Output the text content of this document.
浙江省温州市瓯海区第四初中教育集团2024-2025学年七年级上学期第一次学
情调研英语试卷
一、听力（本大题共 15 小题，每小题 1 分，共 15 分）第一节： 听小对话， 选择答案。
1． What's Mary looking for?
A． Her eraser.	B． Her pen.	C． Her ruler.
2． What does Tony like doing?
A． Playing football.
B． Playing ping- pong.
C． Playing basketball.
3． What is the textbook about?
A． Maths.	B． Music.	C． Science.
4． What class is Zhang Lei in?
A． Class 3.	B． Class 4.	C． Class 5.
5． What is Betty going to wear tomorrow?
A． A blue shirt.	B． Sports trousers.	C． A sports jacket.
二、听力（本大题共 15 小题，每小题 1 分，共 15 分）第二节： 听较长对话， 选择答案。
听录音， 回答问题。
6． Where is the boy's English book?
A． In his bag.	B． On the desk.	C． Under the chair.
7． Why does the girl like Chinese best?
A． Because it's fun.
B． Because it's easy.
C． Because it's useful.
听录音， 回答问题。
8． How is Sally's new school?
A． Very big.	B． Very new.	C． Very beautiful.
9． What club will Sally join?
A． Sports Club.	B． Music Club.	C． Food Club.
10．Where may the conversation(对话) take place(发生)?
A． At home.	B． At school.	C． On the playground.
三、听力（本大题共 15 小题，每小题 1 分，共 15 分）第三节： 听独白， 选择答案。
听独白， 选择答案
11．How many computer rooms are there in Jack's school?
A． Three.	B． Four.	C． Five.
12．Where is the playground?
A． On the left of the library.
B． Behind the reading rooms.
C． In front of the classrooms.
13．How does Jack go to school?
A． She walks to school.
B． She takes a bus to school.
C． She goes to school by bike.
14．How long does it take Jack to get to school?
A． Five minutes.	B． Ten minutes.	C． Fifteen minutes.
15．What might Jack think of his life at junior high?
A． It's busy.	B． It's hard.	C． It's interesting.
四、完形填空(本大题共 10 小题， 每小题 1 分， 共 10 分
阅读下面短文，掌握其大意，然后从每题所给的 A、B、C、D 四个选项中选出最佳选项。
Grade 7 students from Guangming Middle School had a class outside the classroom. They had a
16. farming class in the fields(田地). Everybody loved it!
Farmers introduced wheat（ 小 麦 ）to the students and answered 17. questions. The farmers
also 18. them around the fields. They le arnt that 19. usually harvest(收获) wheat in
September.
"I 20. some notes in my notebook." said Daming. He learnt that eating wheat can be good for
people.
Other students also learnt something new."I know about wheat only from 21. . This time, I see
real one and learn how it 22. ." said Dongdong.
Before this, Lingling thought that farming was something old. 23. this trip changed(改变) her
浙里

-----

YOUR OBJECTIVE: Hand back the material above in full, exactly as written.

OUTPUT OF THE TASK:
Output the text content of this document.
浙江省温州市瓯海区第四初中教育集团2024-2025学年七年级上学期第一次学
情调研英语试卷
一、听力（本大题共 15 小题，每小题 1 分，共 15 分）第一节： 听小对话， 选择答案。
1． What's Mary looking for?
A． Her eraser.	B． Her pen.	C． Her ruler.
2． What does Tony like doing?
A． Playing football.
B． Playing ping- pong.
C． Playing basketball.
3． What is the textbook about?
A． Maths.	B． Music.	C． Science.
4． What class is Zhang Lei in?
A． Class 3.	B． Class 4.	C． Class 5.
5． What is Betty going to wear tomorrow?
A． A blue shirt.	B． Sports trousers.	C． A sports jacket.
二、听力（本大题共 15 小题，每小题 1 分，共 15 分）第二节： 听较长对话， 选择答案。
听录音， 回答问题。
6． Where is the boy's English book?
A． In his bag.	B． On the desk.	C． Under the chair.
7． Why does the girl like Chinese best?
A． Because it's fun.
B． Because it's easy.
C． Because it's useful.
听录音， 回答问题。
8． How is Sally's new school?
A． Very big.	B． Very new.	C． Very beautiful.
9． What club will Sally join?
A． Sports Club.	B． Music Club.	C． Food Club.
10．Where may the conversation(对话) take place(发生)?
A． At home.	B． At school.	C． On the playground.
三、听力（本大题共 15 小题，每小题 1 分，共 15 分）第三节： 听独白， 选择答案。
听独白， 选择答案
11．How many computer rooms are there in Jack's school?
A． Three.	B． Four.	C． Five.
12．Where is the playground?
A． On the left of the library.
B． Behind the reading rooms.
C． In front of the classrooms.
13．How does Jack go to school?
A． She walks to school.
B． She takes a bus to school.
C． She goes to school by bike.
14．How long does it take Jack to get to school?
A． Five minutes.	B． Ten minutes.	C． Fifteen minutes.
15．What might Jack think of his life at junior high?
A． It's busy.	B． It's hard.	C． It's interesting.
四、完形填空(本大题共 10 小题， 每小题 1 分， 共 10 分
阅读下面短文，掌握其大意，然后从每题所给的 A、B、C、D 四个选项中选出最佳选项。
Grade 7 students from Guangming Middle School had a class outside the classroom. They had a
16. farming class in the fields(田地). Everybody loved it!
Farmers introduced wheat（ 小 麦 ）to the students and answered 17. questions. The farmers
also 18. them around the fields. They le arnt that 19. usually harvest(收获) wheat in
September.
"I 20. some notes in my notebook." said Daming. He learnt that eating wheat can be good for
people.
Other students also learnt something new."I know about wheat only from 21. . This time, I see
real one and learn how it 22. ." said Dongdong.
Before this, Lingling thought that farming was something old. 23. this trip changed(改变) her
浙里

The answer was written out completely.